▸ **Challenge**
Below is a block of records. Copy every line in it that contains the word "different".

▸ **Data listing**
.....

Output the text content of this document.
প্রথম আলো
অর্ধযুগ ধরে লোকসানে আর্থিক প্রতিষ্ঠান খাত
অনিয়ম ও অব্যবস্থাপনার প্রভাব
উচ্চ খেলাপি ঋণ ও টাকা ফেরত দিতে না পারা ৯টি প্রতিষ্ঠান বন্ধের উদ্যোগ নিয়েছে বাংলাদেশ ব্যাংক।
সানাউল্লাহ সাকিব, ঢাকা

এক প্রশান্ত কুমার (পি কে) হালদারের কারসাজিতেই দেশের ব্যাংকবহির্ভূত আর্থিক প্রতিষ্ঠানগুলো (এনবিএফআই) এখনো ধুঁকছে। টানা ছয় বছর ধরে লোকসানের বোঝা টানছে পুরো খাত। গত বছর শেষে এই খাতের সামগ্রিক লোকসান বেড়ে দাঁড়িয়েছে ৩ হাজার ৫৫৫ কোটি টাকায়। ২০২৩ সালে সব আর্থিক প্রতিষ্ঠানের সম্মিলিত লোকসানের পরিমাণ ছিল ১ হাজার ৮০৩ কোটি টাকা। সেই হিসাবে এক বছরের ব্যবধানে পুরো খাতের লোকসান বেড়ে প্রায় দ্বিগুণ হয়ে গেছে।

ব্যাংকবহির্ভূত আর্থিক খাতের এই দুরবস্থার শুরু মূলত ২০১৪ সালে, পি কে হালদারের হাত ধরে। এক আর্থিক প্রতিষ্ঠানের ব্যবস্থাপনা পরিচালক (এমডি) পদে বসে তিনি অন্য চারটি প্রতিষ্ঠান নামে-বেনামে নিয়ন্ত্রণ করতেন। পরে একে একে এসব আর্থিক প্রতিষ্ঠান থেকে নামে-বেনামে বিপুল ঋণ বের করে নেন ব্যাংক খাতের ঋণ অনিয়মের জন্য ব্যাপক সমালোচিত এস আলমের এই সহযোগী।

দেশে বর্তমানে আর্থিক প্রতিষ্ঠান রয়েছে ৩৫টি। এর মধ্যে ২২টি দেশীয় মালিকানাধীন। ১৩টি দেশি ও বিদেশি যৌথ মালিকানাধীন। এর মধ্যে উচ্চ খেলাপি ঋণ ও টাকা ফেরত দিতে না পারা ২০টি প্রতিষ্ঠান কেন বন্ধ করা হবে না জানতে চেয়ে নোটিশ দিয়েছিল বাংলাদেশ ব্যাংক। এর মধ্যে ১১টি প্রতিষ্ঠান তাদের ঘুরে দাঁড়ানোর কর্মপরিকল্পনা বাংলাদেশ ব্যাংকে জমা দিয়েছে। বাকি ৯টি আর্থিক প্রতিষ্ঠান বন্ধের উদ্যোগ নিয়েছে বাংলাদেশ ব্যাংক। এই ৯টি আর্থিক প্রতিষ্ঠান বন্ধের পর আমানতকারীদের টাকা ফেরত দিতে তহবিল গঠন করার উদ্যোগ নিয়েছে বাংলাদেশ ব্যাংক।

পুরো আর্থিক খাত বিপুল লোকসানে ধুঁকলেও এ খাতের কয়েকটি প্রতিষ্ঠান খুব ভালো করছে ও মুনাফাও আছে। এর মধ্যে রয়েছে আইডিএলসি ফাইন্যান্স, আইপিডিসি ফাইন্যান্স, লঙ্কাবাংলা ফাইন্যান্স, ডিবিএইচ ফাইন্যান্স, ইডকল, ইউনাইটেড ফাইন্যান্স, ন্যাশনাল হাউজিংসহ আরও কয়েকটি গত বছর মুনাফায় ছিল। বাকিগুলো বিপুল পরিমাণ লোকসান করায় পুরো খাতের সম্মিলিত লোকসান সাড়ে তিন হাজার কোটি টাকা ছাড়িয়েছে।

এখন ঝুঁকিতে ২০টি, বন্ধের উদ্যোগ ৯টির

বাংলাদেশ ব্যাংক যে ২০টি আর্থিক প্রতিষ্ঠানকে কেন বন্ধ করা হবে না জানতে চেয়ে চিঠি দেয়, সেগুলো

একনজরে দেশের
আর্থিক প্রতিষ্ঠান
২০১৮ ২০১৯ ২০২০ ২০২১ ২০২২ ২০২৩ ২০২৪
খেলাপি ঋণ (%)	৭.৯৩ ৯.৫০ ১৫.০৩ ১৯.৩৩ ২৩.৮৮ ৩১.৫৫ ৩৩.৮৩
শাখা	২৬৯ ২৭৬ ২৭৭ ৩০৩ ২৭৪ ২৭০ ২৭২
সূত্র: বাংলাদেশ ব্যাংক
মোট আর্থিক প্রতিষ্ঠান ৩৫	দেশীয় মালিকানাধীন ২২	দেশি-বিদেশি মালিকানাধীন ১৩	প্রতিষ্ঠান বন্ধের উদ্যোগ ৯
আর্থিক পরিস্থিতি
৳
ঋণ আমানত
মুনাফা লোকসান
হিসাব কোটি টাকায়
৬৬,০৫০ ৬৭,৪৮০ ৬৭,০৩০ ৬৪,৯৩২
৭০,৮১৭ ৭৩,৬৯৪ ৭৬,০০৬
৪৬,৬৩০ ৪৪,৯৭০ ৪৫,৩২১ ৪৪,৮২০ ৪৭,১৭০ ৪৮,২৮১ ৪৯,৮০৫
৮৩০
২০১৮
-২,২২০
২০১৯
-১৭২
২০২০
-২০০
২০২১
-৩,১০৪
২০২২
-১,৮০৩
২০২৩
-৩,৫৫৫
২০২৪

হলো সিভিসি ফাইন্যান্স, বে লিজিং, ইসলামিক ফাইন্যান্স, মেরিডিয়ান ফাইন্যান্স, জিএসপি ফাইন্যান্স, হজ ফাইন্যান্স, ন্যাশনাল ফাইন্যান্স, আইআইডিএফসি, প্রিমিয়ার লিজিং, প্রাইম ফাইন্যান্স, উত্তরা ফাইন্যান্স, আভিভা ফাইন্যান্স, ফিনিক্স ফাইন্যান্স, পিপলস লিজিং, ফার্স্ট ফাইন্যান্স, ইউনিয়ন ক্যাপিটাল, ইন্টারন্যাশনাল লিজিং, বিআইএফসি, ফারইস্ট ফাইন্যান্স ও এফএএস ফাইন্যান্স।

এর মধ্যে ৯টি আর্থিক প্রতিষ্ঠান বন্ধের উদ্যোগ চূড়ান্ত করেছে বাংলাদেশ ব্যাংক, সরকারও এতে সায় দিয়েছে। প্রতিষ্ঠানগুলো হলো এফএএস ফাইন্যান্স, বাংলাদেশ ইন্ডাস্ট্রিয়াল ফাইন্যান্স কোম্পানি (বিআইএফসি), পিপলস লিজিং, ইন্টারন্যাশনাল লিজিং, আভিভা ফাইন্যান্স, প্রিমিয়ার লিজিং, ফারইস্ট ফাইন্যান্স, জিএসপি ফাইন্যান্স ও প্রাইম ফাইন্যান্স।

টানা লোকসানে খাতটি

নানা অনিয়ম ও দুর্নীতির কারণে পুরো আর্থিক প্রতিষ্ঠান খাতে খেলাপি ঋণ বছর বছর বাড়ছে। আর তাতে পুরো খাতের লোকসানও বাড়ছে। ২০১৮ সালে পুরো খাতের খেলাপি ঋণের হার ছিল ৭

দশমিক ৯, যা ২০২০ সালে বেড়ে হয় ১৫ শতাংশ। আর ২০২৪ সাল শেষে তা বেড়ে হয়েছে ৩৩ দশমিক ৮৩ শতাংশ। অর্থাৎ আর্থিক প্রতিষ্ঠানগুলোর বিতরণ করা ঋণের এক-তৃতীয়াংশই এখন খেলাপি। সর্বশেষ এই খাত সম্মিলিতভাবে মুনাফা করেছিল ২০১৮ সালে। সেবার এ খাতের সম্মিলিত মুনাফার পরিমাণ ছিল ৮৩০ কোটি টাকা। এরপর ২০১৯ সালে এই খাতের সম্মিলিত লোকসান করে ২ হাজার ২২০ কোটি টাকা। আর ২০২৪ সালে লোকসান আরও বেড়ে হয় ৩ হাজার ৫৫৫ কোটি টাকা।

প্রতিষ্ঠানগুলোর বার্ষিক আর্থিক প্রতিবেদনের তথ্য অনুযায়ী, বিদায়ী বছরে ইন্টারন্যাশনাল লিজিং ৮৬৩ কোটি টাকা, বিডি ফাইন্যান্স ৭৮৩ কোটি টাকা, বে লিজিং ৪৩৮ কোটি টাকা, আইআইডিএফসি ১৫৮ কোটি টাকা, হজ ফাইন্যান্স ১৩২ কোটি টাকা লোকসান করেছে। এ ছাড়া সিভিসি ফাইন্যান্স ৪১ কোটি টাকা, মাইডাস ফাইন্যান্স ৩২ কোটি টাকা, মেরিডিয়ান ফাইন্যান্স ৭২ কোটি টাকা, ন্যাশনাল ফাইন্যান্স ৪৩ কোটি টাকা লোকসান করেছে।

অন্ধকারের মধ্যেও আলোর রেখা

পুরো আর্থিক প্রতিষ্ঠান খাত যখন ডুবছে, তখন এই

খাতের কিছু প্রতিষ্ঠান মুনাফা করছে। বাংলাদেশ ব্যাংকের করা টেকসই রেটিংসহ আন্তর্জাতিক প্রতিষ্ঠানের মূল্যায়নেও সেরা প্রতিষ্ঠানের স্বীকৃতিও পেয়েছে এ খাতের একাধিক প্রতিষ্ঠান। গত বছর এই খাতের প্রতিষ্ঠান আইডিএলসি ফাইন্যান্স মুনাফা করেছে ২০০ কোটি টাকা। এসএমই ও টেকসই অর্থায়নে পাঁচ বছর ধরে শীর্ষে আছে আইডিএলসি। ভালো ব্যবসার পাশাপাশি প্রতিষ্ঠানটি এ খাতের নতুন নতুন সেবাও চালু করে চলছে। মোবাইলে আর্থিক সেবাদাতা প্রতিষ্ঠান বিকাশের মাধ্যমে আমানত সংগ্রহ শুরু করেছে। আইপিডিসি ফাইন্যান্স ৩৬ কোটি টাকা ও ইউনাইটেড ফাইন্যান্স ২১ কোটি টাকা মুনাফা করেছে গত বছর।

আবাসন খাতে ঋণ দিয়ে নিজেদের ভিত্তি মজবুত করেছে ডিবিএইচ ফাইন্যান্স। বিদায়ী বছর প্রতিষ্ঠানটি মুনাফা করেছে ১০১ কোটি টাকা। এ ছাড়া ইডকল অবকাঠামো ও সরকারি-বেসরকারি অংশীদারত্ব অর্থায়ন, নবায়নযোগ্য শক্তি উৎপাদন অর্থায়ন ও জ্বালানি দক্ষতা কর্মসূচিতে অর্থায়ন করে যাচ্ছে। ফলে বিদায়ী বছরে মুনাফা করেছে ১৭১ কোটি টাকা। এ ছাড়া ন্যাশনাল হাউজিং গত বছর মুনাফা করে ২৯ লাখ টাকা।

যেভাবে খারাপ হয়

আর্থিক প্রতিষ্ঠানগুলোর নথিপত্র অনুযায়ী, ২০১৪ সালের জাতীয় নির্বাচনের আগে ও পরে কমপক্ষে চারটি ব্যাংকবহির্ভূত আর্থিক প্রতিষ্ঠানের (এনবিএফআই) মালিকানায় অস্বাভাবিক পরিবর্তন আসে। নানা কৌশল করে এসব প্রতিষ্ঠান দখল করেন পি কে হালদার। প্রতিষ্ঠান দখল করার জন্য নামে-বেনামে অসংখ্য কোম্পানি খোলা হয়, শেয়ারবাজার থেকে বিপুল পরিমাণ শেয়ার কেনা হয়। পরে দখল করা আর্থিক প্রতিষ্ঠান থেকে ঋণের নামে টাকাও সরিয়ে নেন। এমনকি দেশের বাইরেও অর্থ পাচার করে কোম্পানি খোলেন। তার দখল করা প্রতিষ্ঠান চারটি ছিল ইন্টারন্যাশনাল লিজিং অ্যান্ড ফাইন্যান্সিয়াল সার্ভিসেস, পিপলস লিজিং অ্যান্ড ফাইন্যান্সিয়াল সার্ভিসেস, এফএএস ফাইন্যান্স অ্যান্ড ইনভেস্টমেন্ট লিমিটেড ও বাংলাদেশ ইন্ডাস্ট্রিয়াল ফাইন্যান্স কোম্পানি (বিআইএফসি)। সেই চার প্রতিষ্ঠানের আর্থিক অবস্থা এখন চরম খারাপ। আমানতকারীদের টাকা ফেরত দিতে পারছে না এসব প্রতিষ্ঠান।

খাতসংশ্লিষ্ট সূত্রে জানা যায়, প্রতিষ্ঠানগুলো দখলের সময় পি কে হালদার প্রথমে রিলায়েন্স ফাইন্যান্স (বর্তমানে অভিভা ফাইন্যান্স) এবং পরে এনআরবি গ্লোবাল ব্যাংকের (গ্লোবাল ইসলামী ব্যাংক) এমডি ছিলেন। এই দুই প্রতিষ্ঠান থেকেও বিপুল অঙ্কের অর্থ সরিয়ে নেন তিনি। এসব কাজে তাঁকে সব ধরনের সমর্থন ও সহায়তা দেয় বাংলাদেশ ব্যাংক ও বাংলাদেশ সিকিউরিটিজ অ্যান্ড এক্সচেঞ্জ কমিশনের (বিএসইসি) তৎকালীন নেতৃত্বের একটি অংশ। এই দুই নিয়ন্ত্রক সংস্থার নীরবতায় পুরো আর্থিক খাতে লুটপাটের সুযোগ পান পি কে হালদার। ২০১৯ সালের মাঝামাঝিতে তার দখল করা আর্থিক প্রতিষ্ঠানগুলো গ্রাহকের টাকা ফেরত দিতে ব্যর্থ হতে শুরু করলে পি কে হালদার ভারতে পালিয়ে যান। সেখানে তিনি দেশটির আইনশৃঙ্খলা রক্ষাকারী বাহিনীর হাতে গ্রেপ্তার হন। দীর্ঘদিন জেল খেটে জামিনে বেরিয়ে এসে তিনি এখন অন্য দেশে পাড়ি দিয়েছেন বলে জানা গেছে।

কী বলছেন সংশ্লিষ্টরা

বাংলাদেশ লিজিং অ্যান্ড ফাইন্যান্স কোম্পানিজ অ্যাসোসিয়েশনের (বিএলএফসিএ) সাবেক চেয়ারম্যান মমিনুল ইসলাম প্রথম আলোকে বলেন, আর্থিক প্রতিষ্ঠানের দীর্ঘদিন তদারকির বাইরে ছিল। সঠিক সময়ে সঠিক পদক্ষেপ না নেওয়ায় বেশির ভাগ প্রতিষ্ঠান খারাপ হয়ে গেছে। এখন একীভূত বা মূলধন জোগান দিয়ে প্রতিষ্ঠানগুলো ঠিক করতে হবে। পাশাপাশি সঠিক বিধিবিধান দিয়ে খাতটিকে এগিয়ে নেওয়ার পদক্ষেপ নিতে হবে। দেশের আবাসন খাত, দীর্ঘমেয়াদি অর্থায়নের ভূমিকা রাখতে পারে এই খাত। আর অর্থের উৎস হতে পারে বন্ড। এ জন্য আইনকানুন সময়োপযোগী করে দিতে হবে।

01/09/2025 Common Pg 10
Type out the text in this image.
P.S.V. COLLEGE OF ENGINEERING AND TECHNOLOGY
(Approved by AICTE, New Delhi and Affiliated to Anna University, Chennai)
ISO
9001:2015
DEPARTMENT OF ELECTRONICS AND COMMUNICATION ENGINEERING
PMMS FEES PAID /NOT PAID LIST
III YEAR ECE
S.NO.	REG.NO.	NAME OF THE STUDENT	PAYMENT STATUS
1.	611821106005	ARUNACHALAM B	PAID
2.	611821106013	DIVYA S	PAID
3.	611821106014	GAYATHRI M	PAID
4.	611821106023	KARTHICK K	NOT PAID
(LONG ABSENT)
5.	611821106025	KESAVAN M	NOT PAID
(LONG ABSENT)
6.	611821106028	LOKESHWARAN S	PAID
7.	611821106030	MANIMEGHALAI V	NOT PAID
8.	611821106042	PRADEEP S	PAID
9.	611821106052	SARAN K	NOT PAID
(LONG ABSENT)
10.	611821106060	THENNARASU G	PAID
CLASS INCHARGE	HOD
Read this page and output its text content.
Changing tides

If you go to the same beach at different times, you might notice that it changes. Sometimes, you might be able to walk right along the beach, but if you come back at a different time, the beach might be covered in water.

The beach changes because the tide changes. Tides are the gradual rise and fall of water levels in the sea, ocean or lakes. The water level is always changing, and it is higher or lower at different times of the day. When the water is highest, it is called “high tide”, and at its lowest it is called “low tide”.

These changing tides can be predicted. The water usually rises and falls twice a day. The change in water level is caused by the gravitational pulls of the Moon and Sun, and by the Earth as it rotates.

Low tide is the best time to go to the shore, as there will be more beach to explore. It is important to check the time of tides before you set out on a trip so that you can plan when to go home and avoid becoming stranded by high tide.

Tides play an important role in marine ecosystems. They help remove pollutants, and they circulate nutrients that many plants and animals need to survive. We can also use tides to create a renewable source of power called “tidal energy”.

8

.....

▸ **Result**
If you go to the same beach at different times, you might notice that it changes. Sometimes, you might be able to walk right along the beach, but if you come back at a different time, the beach might be covered in water.
The beach changes because the tide changes. Tides are the gradual rise and fall of water levels in the sea, ocean or lakes. The water level is always changing, and it is higher or lower at different times of the day. When the water is highest, it is called “high tide”, and at its lowest it is called “low tide”.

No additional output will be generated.